YOUR GOAL: Restate the entries word for word, omitting nothing.

EXERCISE MATERIALS:
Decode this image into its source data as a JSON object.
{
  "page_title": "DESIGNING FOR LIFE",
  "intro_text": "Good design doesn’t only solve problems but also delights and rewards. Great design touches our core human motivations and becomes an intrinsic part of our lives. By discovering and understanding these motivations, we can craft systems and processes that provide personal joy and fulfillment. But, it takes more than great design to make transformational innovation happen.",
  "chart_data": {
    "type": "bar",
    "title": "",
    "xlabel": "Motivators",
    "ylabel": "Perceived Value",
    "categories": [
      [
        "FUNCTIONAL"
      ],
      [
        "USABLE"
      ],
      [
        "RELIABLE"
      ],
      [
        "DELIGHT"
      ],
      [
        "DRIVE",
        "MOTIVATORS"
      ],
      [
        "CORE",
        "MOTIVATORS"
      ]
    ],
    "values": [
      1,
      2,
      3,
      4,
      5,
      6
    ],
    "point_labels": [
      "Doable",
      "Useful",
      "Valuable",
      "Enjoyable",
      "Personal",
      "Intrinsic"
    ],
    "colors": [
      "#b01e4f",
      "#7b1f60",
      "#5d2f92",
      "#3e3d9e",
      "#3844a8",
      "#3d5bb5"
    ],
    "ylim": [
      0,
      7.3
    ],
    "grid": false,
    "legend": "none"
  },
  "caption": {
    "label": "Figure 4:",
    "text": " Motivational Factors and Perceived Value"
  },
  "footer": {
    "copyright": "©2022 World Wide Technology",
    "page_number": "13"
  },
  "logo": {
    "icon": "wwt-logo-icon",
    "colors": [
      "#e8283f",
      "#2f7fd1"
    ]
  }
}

PROBLEM SOLUTION:
Decode this image into its source data as a JSON object.
{
  "page_title": "DESIGNING FOR LIFE",
  "intro_text": "Good design doesn’t only solve problems but also delights and rewards. Great design touches our core human motivations and becomes an intrinsic part of our lives. By discovering and understanding these motivations, we can craft systems and processes that provide personal joy and fulfillment. But, it takes more than great design to make transformational innovation happen.",
  "chart_data": {
    "type": "bar",
    "title": "",
    "xlabel": "Motivators",
    "ylabel": "Perceived Value",
    "categories": [
      [
        "FUNCTIONAL"
      ],
      [
        "USABLE"
      ],
      [
        "RELIABLE"
      ],
      [
        "DELIGHT"
      ],
      [
        "DRIVE",
        "MOTIVATORS"
      ],
      [
        "CORE",
        "MOTIVATORS"
      ]
    ],
    "values": [
      1,
      2,
      3,
      4,
      5,
      6
    ],
    "point_labels": [
      "Doable",
      "Useful",
      "Valuable",
      "Enjoyable",
      "Personal",
      "Intrinsic"
    ],
    "colors": [
      "#b01e4f",
      "#7b1f60",
      "#5d2f92",
      "#3e3d9e",
      "#3844a8",
      "#3d5bb5"
    ],
    "ylim": [
      0,
      7.3
    ],
    "grid": false,
    "legend": "none"
  },
  "caption": {
    "label": "Figure 4:",
    "text": " Motivational Factors and Perceived Value"
  },
  "footer": {
    "copyright": "©2022 World Wide Technology",
    "page_number": "13"
  },
  "logo": {
    "icon": "wwt-logo-icon",
    "colors": [
      "#e8283f",
      "#2f7fd1"
    ]
  }
}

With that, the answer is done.